Copy out, word for word, the part of the records that begins with the line containing "window-title: Autodesk 3ds" and ends with the line containing "open-file-icon[interactable]: [72, 3, 90, 21]", including both of those lines.

==========

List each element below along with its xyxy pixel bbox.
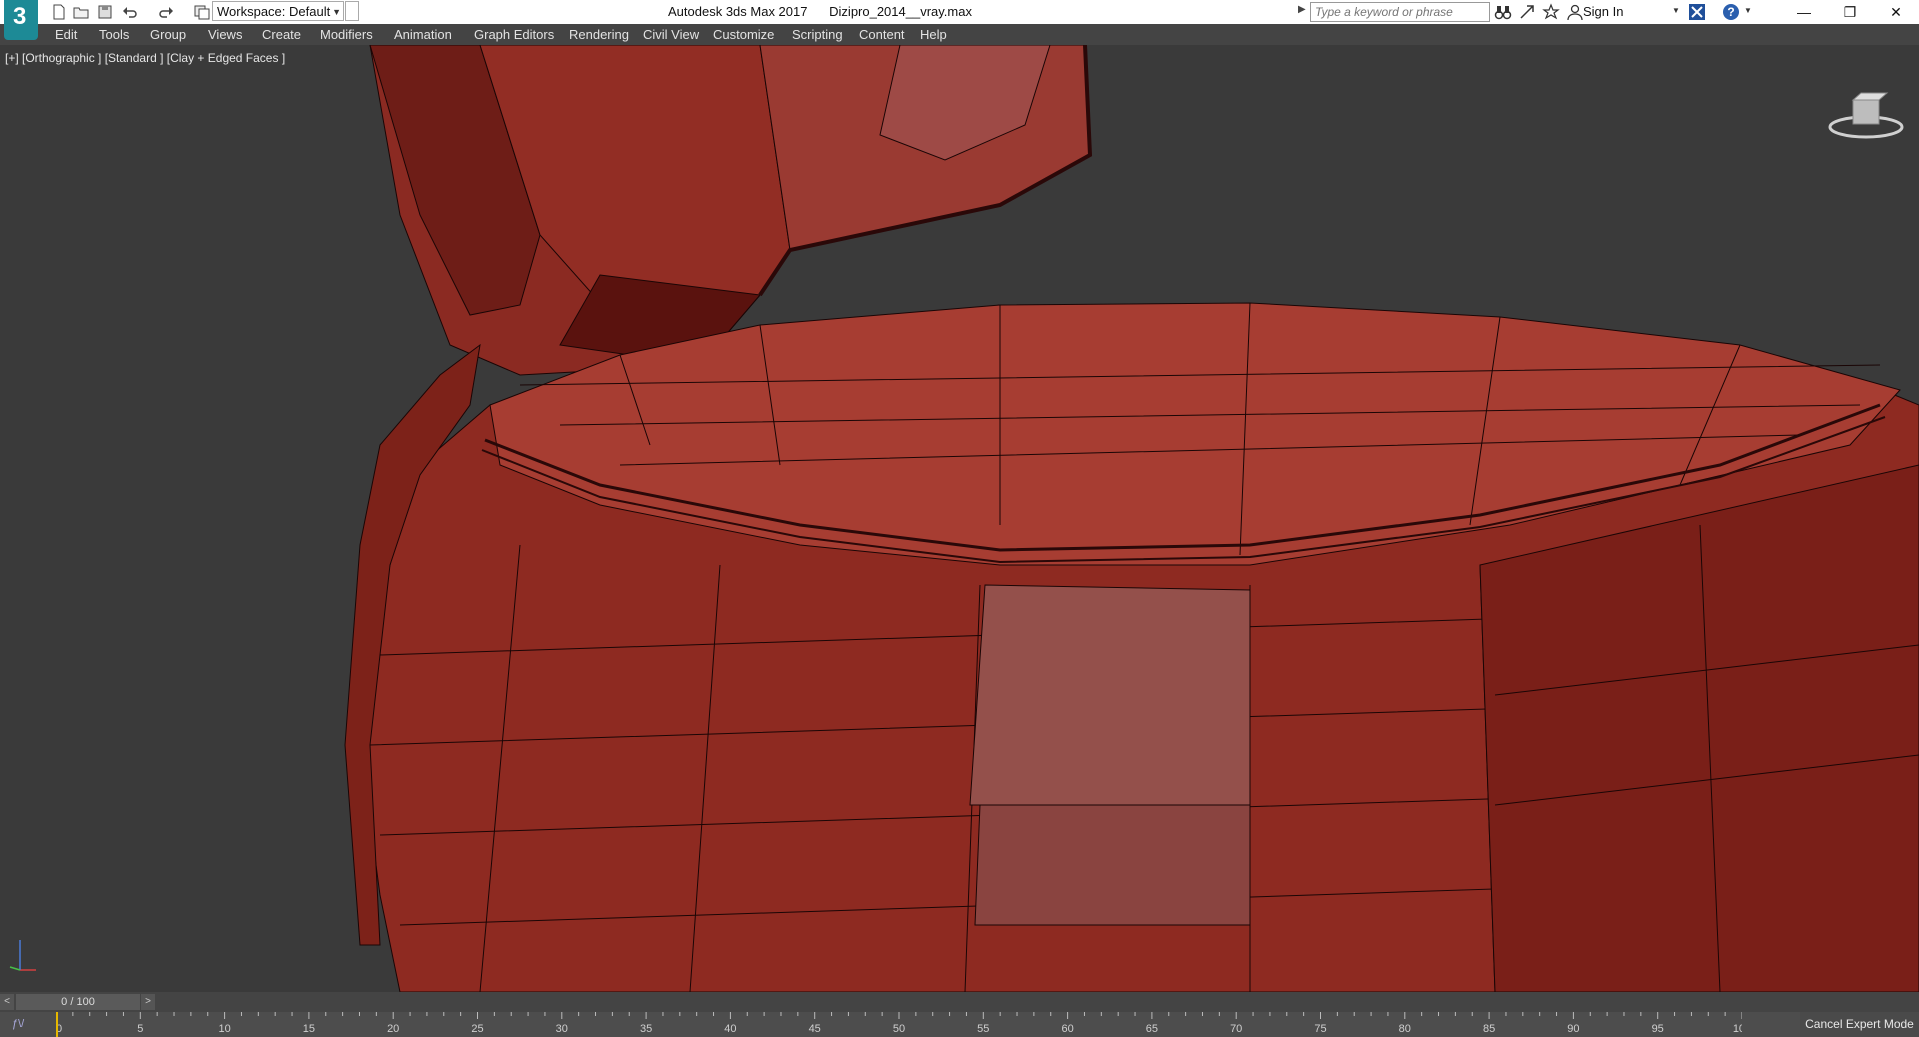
window-title: Autodesk 3ds Max 2017 Dizipro_2014__vray…: [668, 4, 972, 19]
timeline-ruler[interactable]: 0510152025303540455055606570758085909510…: [56, 1012, 1742, 1037]
workspace-label: Workspace: Default: [217, 4, 331, 19]
project-icon[interactable]: [193, 3, 211, 21]
axis-tripod-icon: [9, 940, 36, 971]
minimize-button[interactable]: —: [1781, 0, 1827, 24]
ruler-label: 90: [1567, 1023, 1579, 1035]
menu-content[interactable]: Content: [859, 24, 905, 45]
ruler-label: 25: [471, 1023, 483, 1035]
open-file-icon[interactable]: [72, 3, 90, 21]
menu-customize[interactable]: Customize: [713, 24, 774, 45]
curve-editor-icon[interactable]: ƒ\/: [12, 1018, 24, 1030]
workspace-selector[interactable]: Workspace: Default ▼: [212, 1, 344, 21]
sign-in-dropdown-icon[interactable]: ▼: [1672, 6, 1680, 15]
ruler-label: 50: [893, 1023, 905, 1035]
redo-icon[interactable]: [157, 3, 175, 21]
menu-group[interactable]: Group: [150, 24, 186, 45]
ruler-label: 45: [809, 1023, 821, 1035]
ruler-label: 55: [977, 1023, 989, 1035]
communication-icon[interactable]: [1518, 3, 1536, 21]
menu-modifiers[interactable]: Modifiers: [320, 24, 373, 45]
svg-text:?: ?: [1727, 5, 1734, 19]
ruler-label: 20: [387, 1023, 399, 1035]
menu-views[interactable]: Views: [208, 24, 242, 45]
search-input[interactable]: [1310, 2, 1490, 22]
app-logo-button[interactable]: 3: [4, 0, 38, 40]
chevron-down-icon: ▼: [332, 7, 341, 17]
menu-edit[interactable]: Edit: [55, 24, 77, 45]
viewcube-icon[interactable]: [1826, 85, 1906, 145]
ruler-label: 80: [1399, 1023, 1411, 1035]
menu-create[interactable]: Create: [262, 24, 301, 45]
prev-frame-button[interactable]: <: [0, 994, 14, 1010]
menu-animation[interactable]: Animation: [394, 24, 452, 45]
restore-button[interactable]: ❐: [1827, 0, 1873, 24]
viewport[interactable]: [+] [Orthographic ] [Standard ] [Clay + …: [0, 45, 1919, 992]
close-button[interactable]: ✕: [1873, 0, 1919, 24]
current-frame-marker[interactable]: [56, 1012, 58, 1037]
menu-graph-editors[interactable]: Graph Editors: [474, 24, 554, 45]
menu-scripting[interactable]: Scripting: [792, 24, 843, 45]
ruler-label: 75: [1314, 1023, 1326, 1035]
ruler-label: 5: [137, 1023, 143, 1035]
app-logo-text: 3: [13, 3, 27, 30]
ruler-label: 95: [1652, 1023, 1664, 1035]
ruler-label: 70: [1230, 1023, 1242, 1035]
next-frame-button[interactable]: >: [141, 994, 155, 1010]
exchange-icon[interactable]: [1688, 3, 1706, 21]
ruler-label: 15: [303, 1023, 315, 1035]
time-slider[interactable]: < 0 / 100 >: [0, 992, 1919, 1012]
menu-bar: Edit Tools Group Views Create Modifiers …: [0, 24, 1919, 45]
new-file-icon[interactable]: [50, 3, 68, 21]
ruler-label: 10: [218, 1023, 230, 1035]
chair-model[interactable]: [0, 45, 1919, 992]
undo-icon[interactable]: [121, 3, 139, 21]
menu-rendering[interactable]: Rendering: [569, 24, 629, 45]
sign-in-button[interactable]: Sign In: [1583, 0, 1623, 24]
star-icon[interactable]: [1542, 3, 1560, 21]
ruler-label: 85: [1483, 1023, 1495, 1035]
binoculars-icon[interactable]: [1494, 3, 1512, 21]
menu-help[interactable]: Help: [920, 24, 947, 45]
save-icon[interactable]: [96, 3, 114, 21]
title-bar: 3 Workspace: Default ▼ Autodesk 3ds Max …: [0, 0, 1919, 40]
cancel-expert-mode-button[interactable]: Cancel Expert Mode: [1800, 1012, 1919, 1037]
help-icon[interactable]: ?: [1722, 3, 1740, 21]
viewport-label[interactable]: [+] [Orthographic ] [Standard ] [Clay + …: [5, 51, 285, 65]
workspace-options-button[interactable]: [345, 1, 359, 21]
track-bar[interactable]: ƒ\/ 0 5 10 15 20 25 30 35 40 45 50 55 60 65 70 75 80 85 90…: [0, 1012, 1919, 1037]
ruler-label: 60: [1061, 1023, 1073, 1035]
menu-tools[interactable]: Tools: [99, 24, 129, 45]
frame-display[interactable]: 0 / 100: [16, 994, 140, 1010]
ruler-label: 100: [1733, 1023, 1742, 1035]
chevron-right-icon[interactable]: ▶: [1298, 4, 1306, 15]
help-dropdown-icon[interactable]: ▼: [1744, 6, 1752, 15]
menu-civil-view[interactable]: Civil View: [643, 24, 699, 45]
ruler-label: 35: [640, 1023, 652, 1035]
user-icon[interactable]: [1566, 3, 1584, 21]
ruler-label: 40: [724, 1023, 736, 1035]
ruler-label: 30: [556, 1023, 568, 1035]
ruler-label: 65: [1146, 1023, 1158, 1035]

==========

Exercise response:
window-title: Autodesk 3ds Max 2017 Dizipro_2014__vray…: [668, 4, 972, 19]
timeline-ruler[interactable]: 0510152025303540455055606570758085909510…: [56, 1012, 1742, 1037]
workspace-label: Workspace: Default: [217, 4, 331, 19]
project-icon[interactable]: [193, 3, 211, 21]
axis-tripod-icon: [9, 940, 36, 971]
minimize-button[interactable]: —: [1781, 0, 1827, 24]
ruler-label: 90: [1567, 1023, 1579, 1035]
menu-content[interactable]: Content: [859, 24, 905, 45]
ruler-label: 25: [471, 1023, 483, 1035]
open-file-icon[interactable]: [72, 3, 90, 21]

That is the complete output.